**Your instructions**
In the material below, list every line carrying the string "content".

##### Raw data

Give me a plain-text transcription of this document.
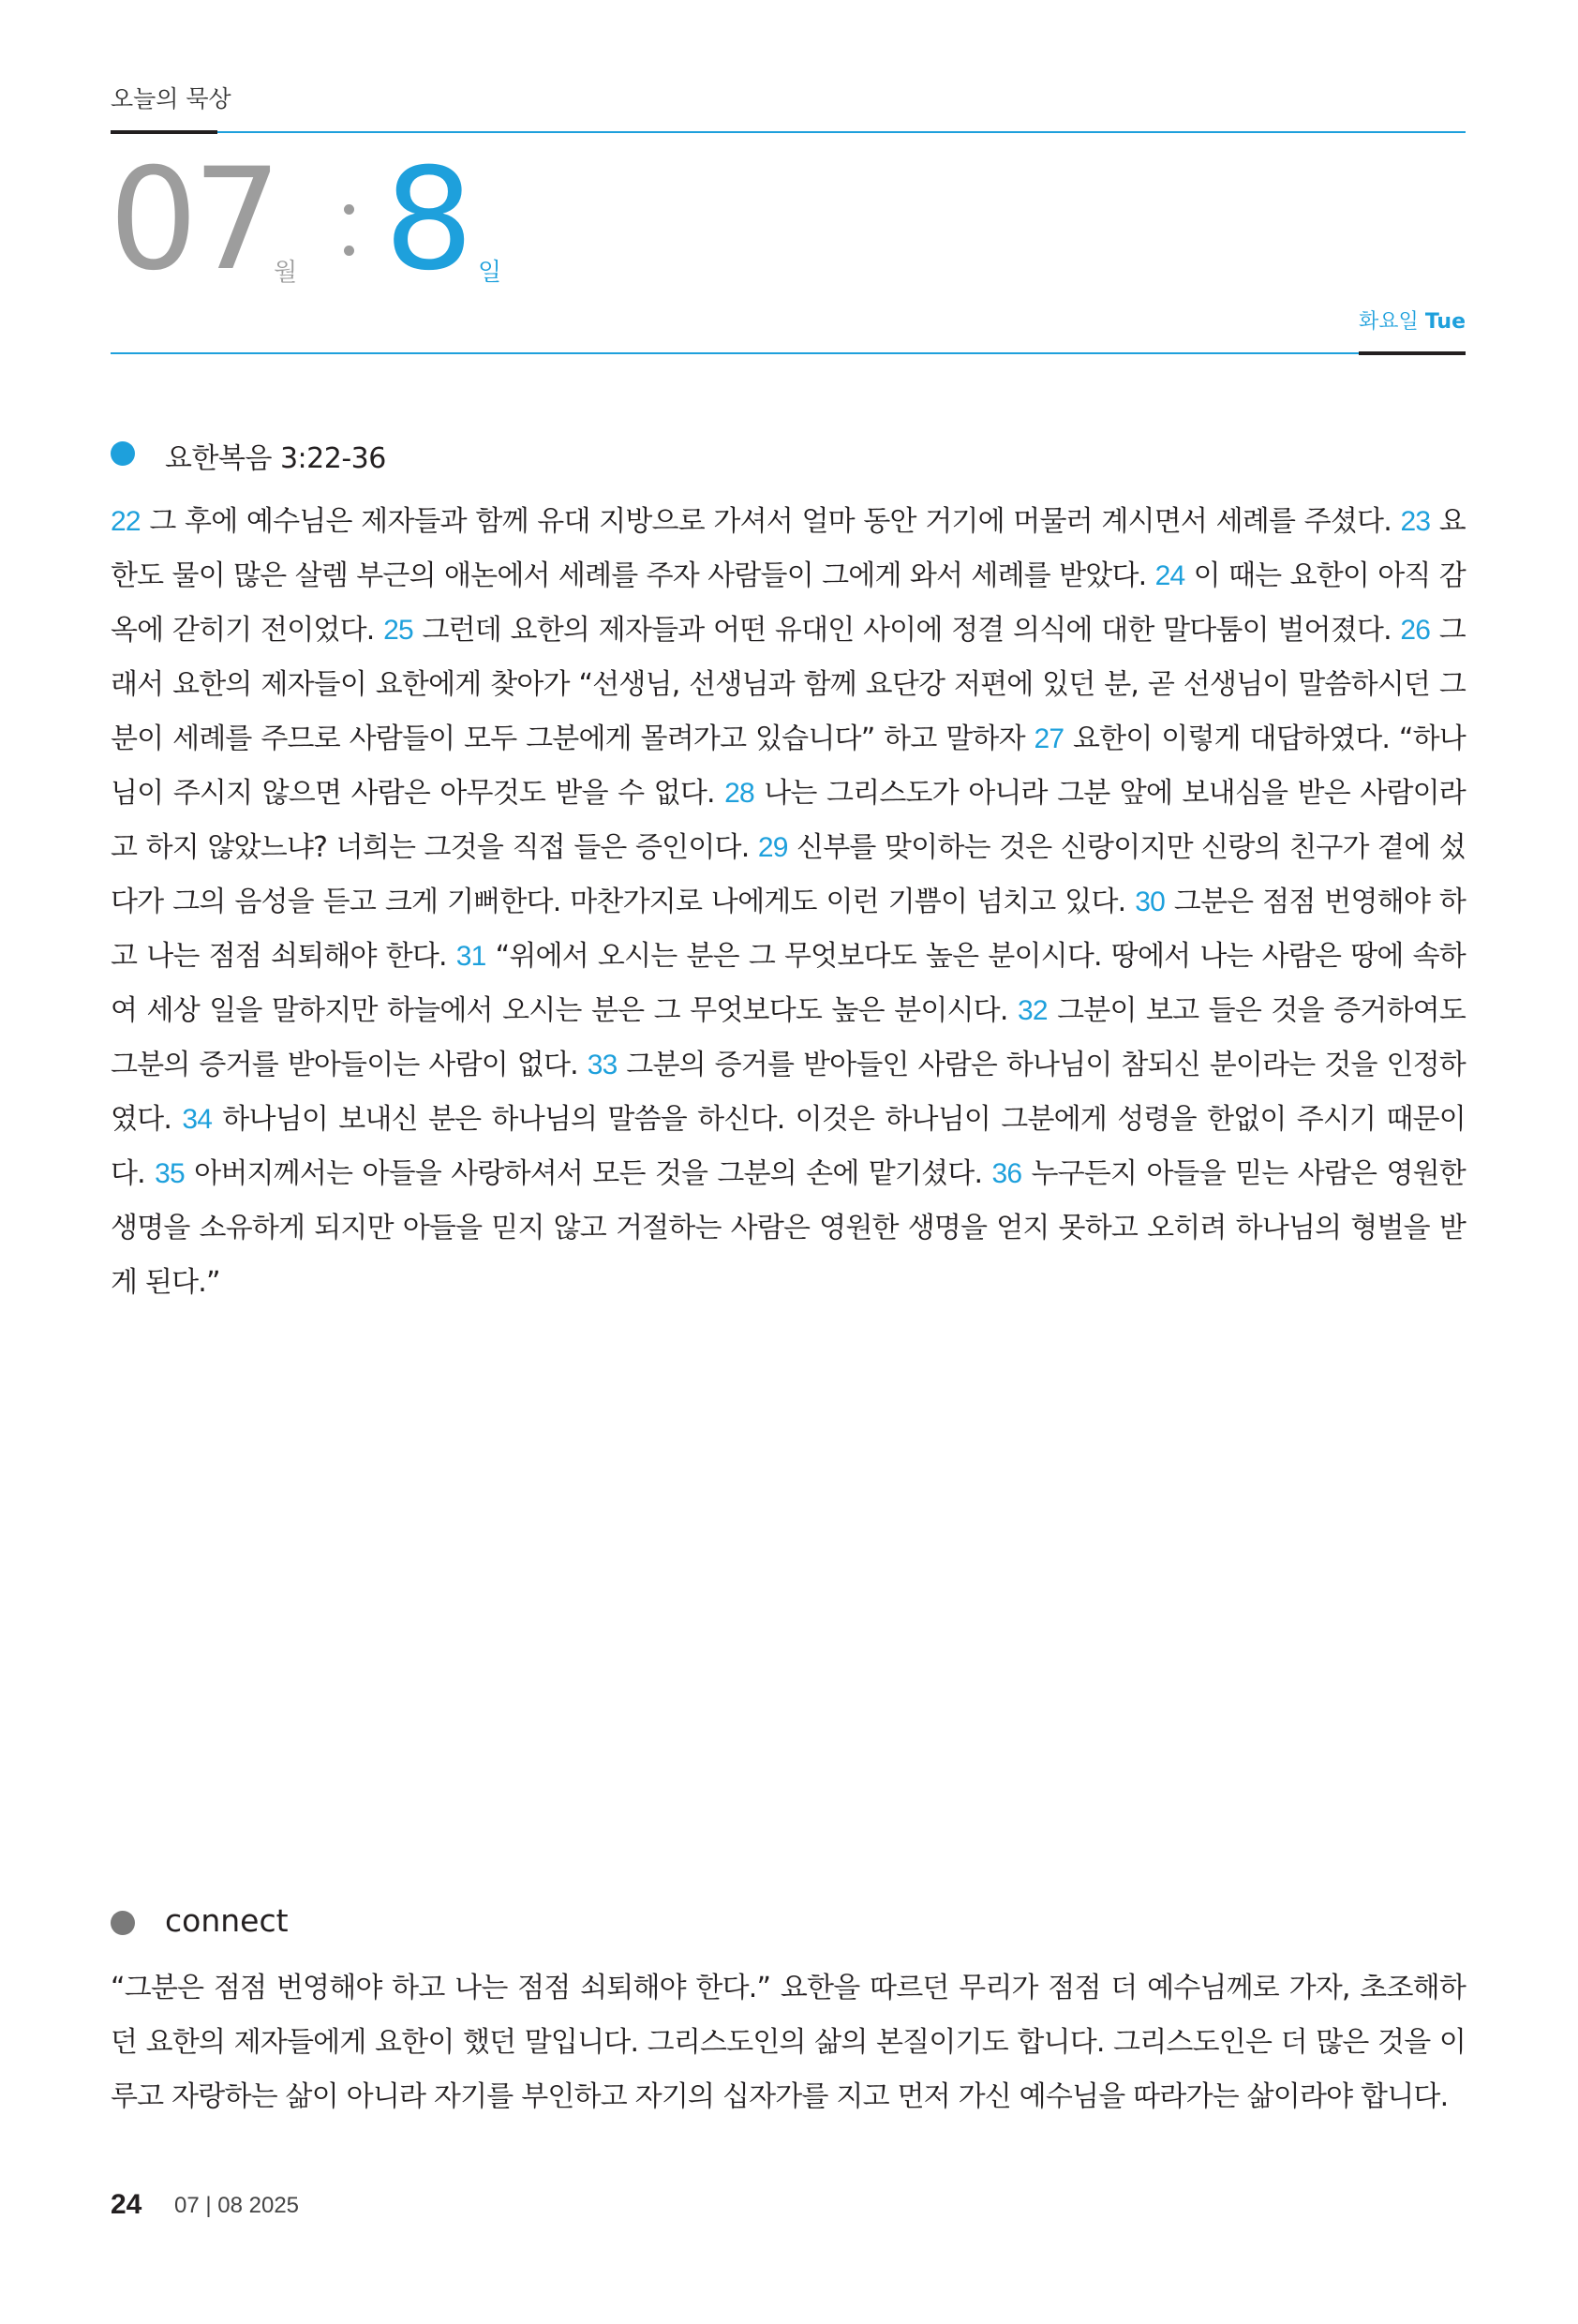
오늘의 묵상
07
월 8 일
화요일 Tue
요한복음 3:22-36

22 그 후에 예수님은 제자들과 함께 유대 지방으로 가셔서 얼마 동안 거기에 머물러 계시면서 세례를 주셨다. 23 요한도 물이 많은 살렘 부근의 애논에서 세례를 주자 사람들이 그에게 와서 세례를 받았다. 24 이 때는 요한이 아직 감옥에 갇히기 전이었다. 25 그런데 요한의 제자들과 어떤 유대인 사이에 정결 의식에 대한 말다툼이 벌어졌다. 26 그래서 요한의 제자들이 요한에게 찾아가 “선생님, 선생님과 함께 요단강 저편에 있던 분, 곧 선생님이 말씀하시던 그분이 세례를 주므로 사람들이 모두 그분에게 몰려가고 있습니다” 하고 말하자 27 요한이 이렇게 대답하였다. “하나님이 주시지 않으면 사람은 아무것도 받을 수 없다. 28 나는 그리스도가 아니라 그분 앞에 보내심을 받은 사람이라고 하지 않았느냐? 너희는 그것을 직접 들은 증인이다. 29 신부를 맞이하는 것은 신랑이지만 신랑의 친구가 곁에 섰다가 그의 음성을 듣고 크게 기뻐한다. 마찬가지로 나에게도 이런 기쁨이 넘치고 있다. 30 그분은 점점 번영해야 하고 나는 점점 쇠퇴해야 한다. 31 “위에서 오시는 분은 그 무엇보다도 높은 분이시다. 땅에서 나는 사람은 땅에 속하여 세상 일을 말하지만 하늘에서 오시는 분은 그 무엇보다도 높은 분이시다. 32 그분이 보고 들은 것을 증거하여도 그분의 증거를 받아들이는 사람이 없다. 33 그분의 증거를 받아들인 사람은 하나님이 참되신 분이라는 것을 인정하였다. 34 하나님이 보내신 분은 하나님의 말씀을 하신다. 이것은 하나님이 그분에게 성령을 한없이 주시기 때문이다. 35 아버지께서는 아들을 사랑하셔서 모든 것을 그분의 손에 맡기셨다. 36 누구든지 아들을 믿는 사람은 영원한 생명을 소유하게 되지만 아들을 믿지 않고 거절하는 사람은 영원한 생명을 얻지 못하고 오히려 하나님의 형벌을 받게 된다.”

connect

“그분은 점점 번영해야 하고 나는 점점 쇠퇴해야 한다.” 요한을 따르던 무리가 점점 더 예수님께로 가자, 초조해하던 요한의 제자들에게 요한이 했던 말입니다. 그리스도인의 삶의 본질이기도 합니다. 그리스도인은 더 많은 것을 이루고 자랑하는 삶이 아니라 자기를 부인하고 자기의 십자가를 지고 먼저 가신 예수님을 따라가는 삶이라야 합니다.

24 07 | 08 2025
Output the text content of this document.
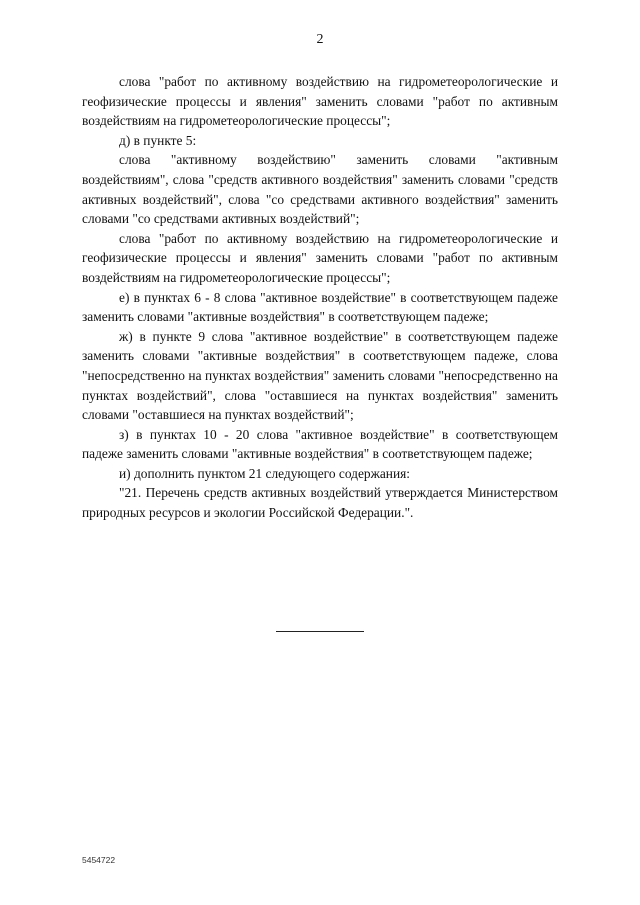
2

слова "работ по активному воздействию на гидрометеорологические и геофизические процессы и явления" заменить словами "работ по активным воздействиям на гидрометеорологические процессы";

д) в пункте 5:

слова "активному воздействию" заменить словами "активным воздействиям", слова "средств активного воздействия" заменить словами "средств активных воздействий", слова "со средствами активного воздействия" заменить словами "со средствами активных воздействий";

слова "работ по активному воздействию на гидрометеорологические и геофизические процессы и явления" заменить словами "работ по активным воздействиям на гидрометеорологические процессы";

е) в пунктах 6 - 8 слова "активное воздействие" в соответствующем падеже заменить словами "активные воздействия" в соответствующем падеже;

ж) в пункте 9 слова "активное воздействие" в соответствующем падеже заменить словами "активные воздействия" в соответствующем падеже, слова "непосредственно на пунктах воздействия" заменить словами "непосредственно на пунктах воздействий", слова "оставшиеся на пунктах воздействия" заменить словами "оставшиеся на пунктах воздействий";

з) в пунктах 10 - 20 слова "активное воздействие" в соответствующем падеже заменить словами "активные воздействия" в соответствующем падеже;

и) дополнить пунктом 21 следующего содержания:

"21. Перечень средств активных воздействий утверждается Министерством природных ресурсов и экологии Российской Федерации.".

5454722
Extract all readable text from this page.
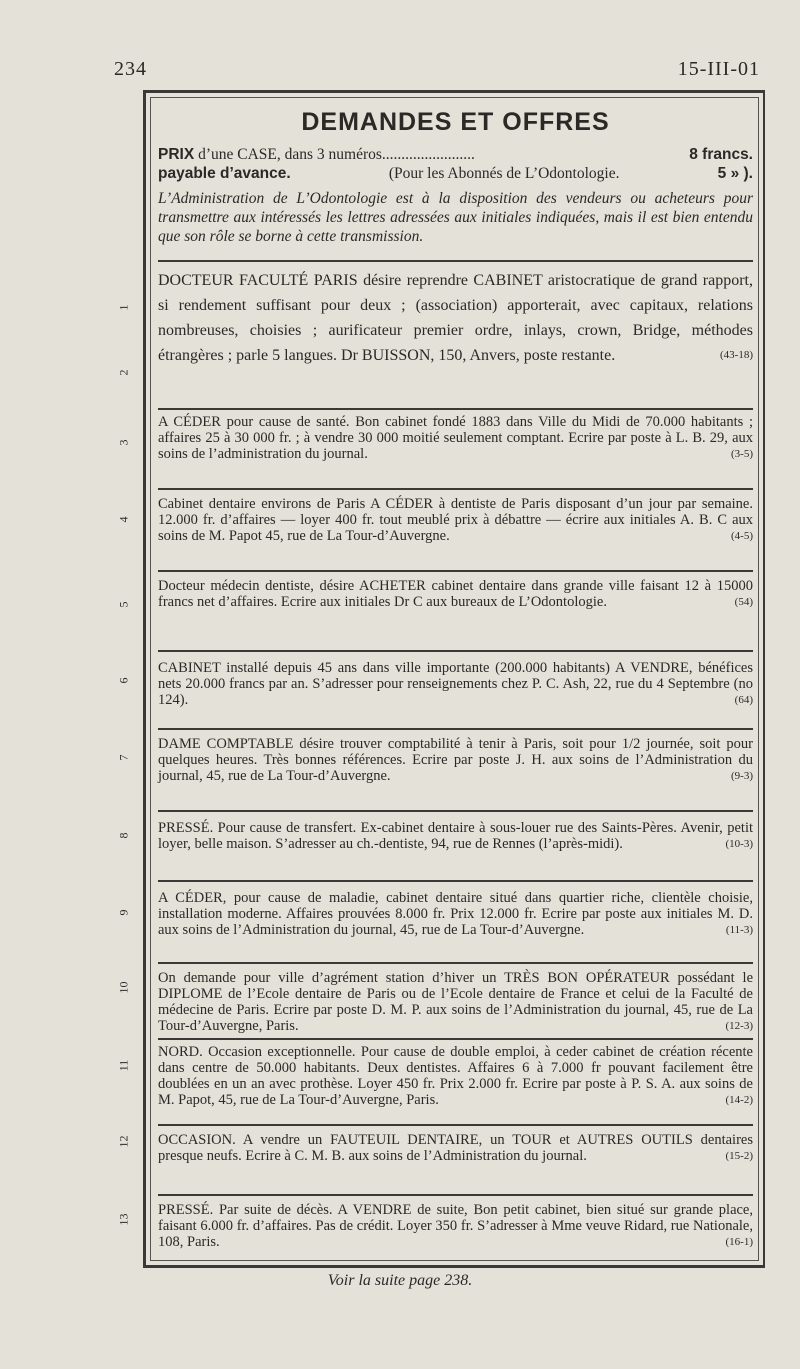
234	15-III-01
1
2
3
4
5
6
7
8
9
10
11
12
13
DEMANDES ET OFFRES
PRIX d’une CASE, dans 3 numéros........................	8 francs.
payable d’avance.	(Pour les Abonnés de L’Odontologie.	5 » ).
L’Administration de L’Odontologie est à la disposition des vendeurs ou acheteurs pour transmettre aux intéressés les lettres adressées aux initiales indiquées, mais il est bien entendu que son rôle se borne à cette transmission.
DOCTEUR FACULTÉ PARIS désire reprendre CABINET aristocratique de grand rapport, si rendement suffisant pour deux ; (association) apporterait, avec capitaux, relations nombreuses, choisies ; aurificateur premier ordre, inlays, crown, Bridge, méthodes étrangères ; parle 5 langues. Dr BUISSON, 150, Anvers, poste restante.	(43-18)
A CÉDER pour cause de santé. Bon cabinet fondé 1883 dans Ville du Midi de 70.000 habitants ; affaires 25 à 30 000 fr. ; à vendre 30 000 moitié seulement comptant. Ecrire par poste à L. B. 29, aux soins de l’administration du journal.	(3-5)
Cabinet dentaire environs de Paris A CÉDER à dentiste de Paris disposant d’un jour par semaine. 12.000 fr. d’affaires — loyer 400 fr. tout meublé prix à débattre — écrire aux initiales A. B. C aux soins de M. Papot 45, rue de La Tour-d’Auvergne.	(4-5)
Docteur médecin dentiste, désire ACHETER cabinet dentaire dans grande ville faisant 12 à 15000 francs net d’affaires. Ecrire aux initiales Dr C aux bureaux de L’Odontologie.	(54)
CABINET installé depuis 45 ans dans ville importante (200.000 habitants) A VENDRE, bénéfices nets 20.000 francs par an. S’adresser pour renseignements chez P. C. Ash, 22, rue du 4 Septembre (no 124).	(64)
DAME COMPTABLE désire trouver comptabilité à tenir à Paris, soit pour 1/2 journée, soit pour quelques heures. Très bonnes références. Ecrire par poste J. H. aux soins de l’Administration du journal, 45, rue de La Tour-d’Auvergne.	(9-3)
PRESSÉ. Pour cause de transfert. Ex-cabinet dentaire à sous-louer rue des Saints-Pères. Avenir, petit loyer, belle maison. S’adresser au ch.-dentiste, 94, rue de Rennes (l’après-midi).	(10-3)
A CÉDER, pour cause de maladie, cabinet dentaire situé dans quartier riche, clientèle choisie, installation moderne. Affaires prouvées 8.000 fr. Prix 12.000 fr. Ecrire par poste aux initiales M. D. aux soins de l’Administration du journal, 45, rue de La Tour-d’Auvergne.	(11-3)
On demande pour ville d’agrément station d’hiver un TRÈS BON OPÉRATEUR possédant le DIPLOME de l’Ecole dentaire de Paris ou de l’Ecole dentaire de France et celui de la Faculté de médecine de Paris. Ecrire par poste D. M. P. aux soins de l’Administration du journal, 45, rue de La Tour-d’Auvergne, Paris.	(12-3)
NORD. Occasion exceptionnelle. Pour cause de double emploi, à ceder cabinet de création récente dans centre de 50.000 habitants. Deux dentistes. Affaires 6 à 7.000 fr pouvant facilement être doublées en un an avec prothèse. Loyer 450 fr. Prix 2.000 fr. Ecrire par poste à P. S. A. aux soins de M. Papot, 45, rue de La Tour-d’Auvergne, Paris.	(14-2)
OCCASION. A vendre un FAUTEUIL DENTAIRE, un TOUR et AUTRES OUTILS dentaires presque neufs. Ecrire à C. M. B. aux soins de l’Administration du journal.	(15-2)
PRESSÉ. Par suite de décès. A VENDRE de suite, Bon petit cabinet, bien situé sur grande place, faisant 6.000 fr. d’affaires. Pas de crédit. Loyer 350 fr. S’adresser à Mme veuve Ridard, rue Nationale, 108, Paris.	(16-1)
Voir la suite page 238.
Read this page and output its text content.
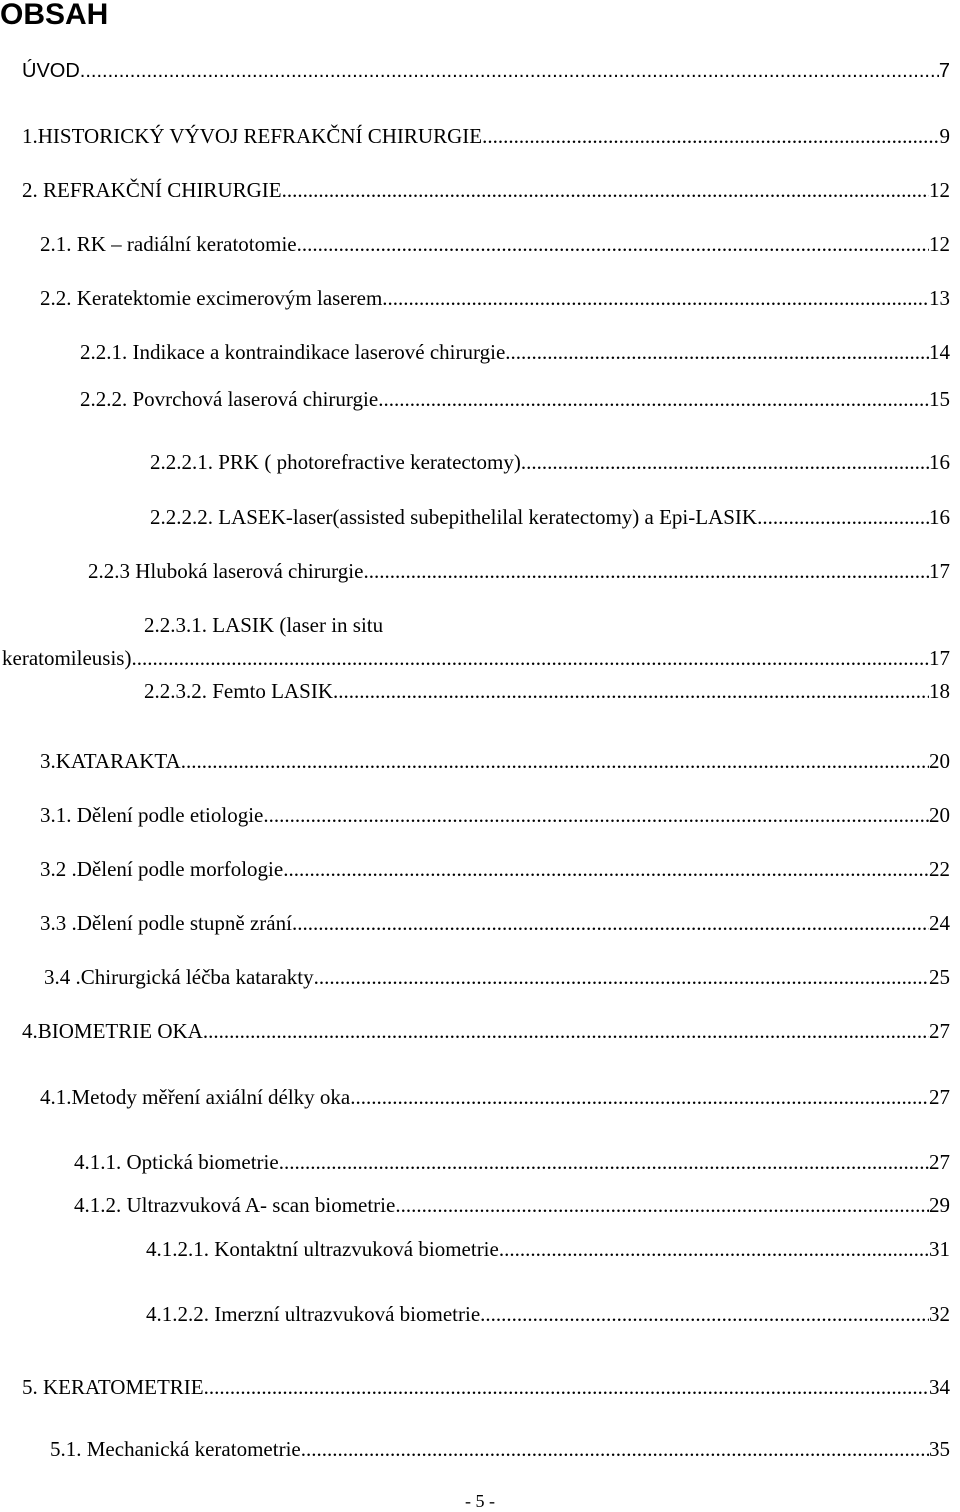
OBSAH
ÚVOD .....	7
1.HISTORICKÝ VÝVOJ REFRAKČNÍ CHIRURGIE .....	9
2. REFRAKČNÍ CHIRURGIE .....	12
2.1. RK – radiální keratotomie .....	12
2.2. Keratektomie excimerovým laserem .....	13
2.2.1. Indikace a kontraindikace laserové chirurgie .....	14
2.2.2. Povrchová laserová chirurgie .....	15
2.2.2.1. PRK ( photorefractive keratectomy) .....	16
2.2.2.2. LASEK-laser(assisted subepithelilal keratectomy) a Epi-LASIK .....	16
2.2.3 Hluboká laserová chirurgie .....	17
2.2.3.1. LASIK (laser in situ
keratomileusis) .....	17
2.2.3.2. Femto LASIK .....	18
3.KATARAKTA .....	20
3.1. Dělení podle etiologie .....	20
3.2 .Dělení podle morfologie .....	22
3.3 .Dělení podle stupně zrání .....	24
3.4 .Chirurgická léčba katarakty .....	25
4.BIOMETRIE OKA .....	27
4.1.Metody měření axiální délky oka .....	27
4.1.1. Optická biometrie .....	27
4.1.2. Ultrazvuková A- scan biometrie .....	29
4.1.2.1. Kontaktní ultrazvuková biometrie .....	31
4.1.2.2. Imerzní ultrazvuková biometrie .....	32
5. KERATOMETRIE .....	34
5.1. Mechanická keratometrie .....	35
- 5 -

##########

**Exercise response**
Output the text content of this document.
Read this page and output its text content.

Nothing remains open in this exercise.